**QUOTED TEXT**

'''

[Date Prev][Date Next][Thread Prev][Thread Next][Date Index][Thread Index]

defensive coding principles for BMG pipeline




michael, good urop page, and good progress so far.  some 
comments:

as you work through the existing bmg pipeline components, 
you'll see that there are many missed opportunities for 
defensive coding.

as one of your UROP goals, i'd like you to make that code
as "defensive" as possible.  it's actually not trivial to
define what that means in our case, because the notion of
correct output for every input is not well-defined (as it
would be, by contrast, for say a sorting algorithm).
but we can insist on the implementation ensuring certain
principles.  here are a few:  i urge you and the rest of
the group to think about these, add to them, write them up
and post them for comments.

first, the code should never terminate abnormally due to
illegal pointer-following or memory corruption.  that 
means it should allocate appropriately-sized strings,
avoid buffer overruns, use assert() to check for non-null
malloc returns, etc.  this is all basic stuff, but my
sense is that the current code does not have these sorts
of checks sprinkled throughout as it should.

second, the assumptions the code is making should be clearly
stated, and checked at run-time, even if that costs us extra
cycles.  so for example there are assumptions about the dxf
token stream, etc., that are built in to the current code in
an ad hoc way.  that's ok, but any deviation in the input
encountered should be reported as such, and recovered from
if possible.  there are interesting notions of "self-checking"

'''

**PROVIDED MATERIAL**

'''

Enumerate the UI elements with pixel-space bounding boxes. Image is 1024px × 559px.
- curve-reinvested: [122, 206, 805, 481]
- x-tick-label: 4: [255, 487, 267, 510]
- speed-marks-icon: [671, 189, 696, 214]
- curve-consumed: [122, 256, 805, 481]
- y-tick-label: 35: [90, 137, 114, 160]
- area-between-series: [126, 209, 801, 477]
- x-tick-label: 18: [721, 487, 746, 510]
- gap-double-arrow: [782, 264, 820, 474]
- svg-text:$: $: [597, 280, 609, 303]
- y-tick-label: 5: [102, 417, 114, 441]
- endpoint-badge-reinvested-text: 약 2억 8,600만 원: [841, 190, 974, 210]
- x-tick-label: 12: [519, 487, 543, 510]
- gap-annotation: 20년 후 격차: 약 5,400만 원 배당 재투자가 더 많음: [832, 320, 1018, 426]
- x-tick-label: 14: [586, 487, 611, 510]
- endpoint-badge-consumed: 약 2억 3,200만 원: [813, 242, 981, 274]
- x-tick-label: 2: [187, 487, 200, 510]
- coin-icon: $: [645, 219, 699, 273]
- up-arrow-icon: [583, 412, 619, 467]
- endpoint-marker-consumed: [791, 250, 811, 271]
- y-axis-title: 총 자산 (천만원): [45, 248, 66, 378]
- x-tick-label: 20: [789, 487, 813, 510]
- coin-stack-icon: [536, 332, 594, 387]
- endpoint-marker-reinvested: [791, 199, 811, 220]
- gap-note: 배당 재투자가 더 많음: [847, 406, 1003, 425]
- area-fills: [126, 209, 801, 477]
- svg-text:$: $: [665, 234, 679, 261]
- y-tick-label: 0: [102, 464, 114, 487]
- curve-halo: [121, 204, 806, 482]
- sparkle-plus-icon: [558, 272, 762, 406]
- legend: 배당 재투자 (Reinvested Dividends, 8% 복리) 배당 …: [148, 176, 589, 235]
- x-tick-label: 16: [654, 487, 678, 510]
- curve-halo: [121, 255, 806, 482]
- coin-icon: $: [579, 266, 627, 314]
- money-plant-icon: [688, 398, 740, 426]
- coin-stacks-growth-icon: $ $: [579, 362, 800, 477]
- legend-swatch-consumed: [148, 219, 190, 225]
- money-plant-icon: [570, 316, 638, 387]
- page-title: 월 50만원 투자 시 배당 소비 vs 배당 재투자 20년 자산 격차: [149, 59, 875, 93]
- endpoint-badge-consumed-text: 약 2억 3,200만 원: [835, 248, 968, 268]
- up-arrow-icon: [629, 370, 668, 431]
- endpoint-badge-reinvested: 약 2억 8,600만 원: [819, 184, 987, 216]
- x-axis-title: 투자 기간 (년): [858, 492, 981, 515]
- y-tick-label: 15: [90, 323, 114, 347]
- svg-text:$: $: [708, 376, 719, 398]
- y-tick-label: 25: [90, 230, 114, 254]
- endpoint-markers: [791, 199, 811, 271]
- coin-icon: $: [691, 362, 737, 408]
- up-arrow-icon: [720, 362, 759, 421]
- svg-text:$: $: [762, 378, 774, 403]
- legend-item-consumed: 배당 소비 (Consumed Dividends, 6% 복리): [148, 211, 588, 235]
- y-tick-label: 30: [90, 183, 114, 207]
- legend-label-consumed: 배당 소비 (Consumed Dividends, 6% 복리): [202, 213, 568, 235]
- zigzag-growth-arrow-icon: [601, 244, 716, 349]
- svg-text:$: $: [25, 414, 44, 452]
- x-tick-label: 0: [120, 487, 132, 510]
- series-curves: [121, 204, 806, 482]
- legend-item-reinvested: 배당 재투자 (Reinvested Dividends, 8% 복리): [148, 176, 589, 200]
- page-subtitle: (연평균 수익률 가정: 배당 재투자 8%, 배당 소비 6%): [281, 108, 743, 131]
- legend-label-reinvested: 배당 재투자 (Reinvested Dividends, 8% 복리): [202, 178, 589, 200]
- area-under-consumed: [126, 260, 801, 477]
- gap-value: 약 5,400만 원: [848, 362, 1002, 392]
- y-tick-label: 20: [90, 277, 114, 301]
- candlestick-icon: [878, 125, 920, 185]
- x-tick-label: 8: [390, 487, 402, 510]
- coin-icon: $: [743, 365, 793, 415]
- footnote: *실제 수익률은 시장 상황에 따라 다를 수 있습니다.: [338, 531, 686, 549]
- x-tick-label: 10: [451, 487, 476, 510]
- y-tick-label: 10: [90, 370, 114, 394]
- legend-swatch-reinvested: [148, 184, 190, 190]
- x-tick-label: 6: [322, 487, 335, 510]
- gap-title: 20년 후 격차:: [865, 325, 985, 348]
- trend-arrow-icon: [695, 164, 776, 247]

'''

**OBJECTIVE 1**
Reproduce the passage of the defensive coding message starting with "as one of your" and going on through "them for comments.".
**OBJECTIVE 2**
In the defensive coding message, what should be used to check for non-null malloc returns?
**OBJECTIVE 3**
Carry the defensive coding message forward from the point where it stops.

**TASK ANSWER 1**
as one of your UROP goals, i'd like you to make that code
as "defensive" as possible.  it's actually not trivial to
define what that means in our case, because the notion of
correct output for every input is not well-defined (as it
would be, by contrast, for say a sorting algorithm).
but we can insist on the implementation ensuring certain
principles.  here are a few:  i urge you and the rest of
the group to think about these, add to them, write them up
and post them for comments.

**TASK ANSWER 2**
assert()

**TASK ANSWER 3**
we might be able to apply here; for example, writing a checker
that determines whether the number of walls, spaces, etc. 
after processing roughly matches the number of source elements
that were read in as input.

third, the system should produce a visual indicator of 
errors, an indicator that forms part of the (ug, vrml, 
iv, wk etc.) output.  so for example a missing floorplan, or
a parse error, might cause a red bounding box to be produced
instead.  note that this requires some design effort to get
right; there must be a well-defined contract between the
script and each pipeline component about what to do in case
of errors, who logs the error, what the output will be, etc.

fourth, the system should produce stats in some repeatable
way so that we have some quantitative notion of progress,
as we discussed last week.

followups to the group list please.

seth.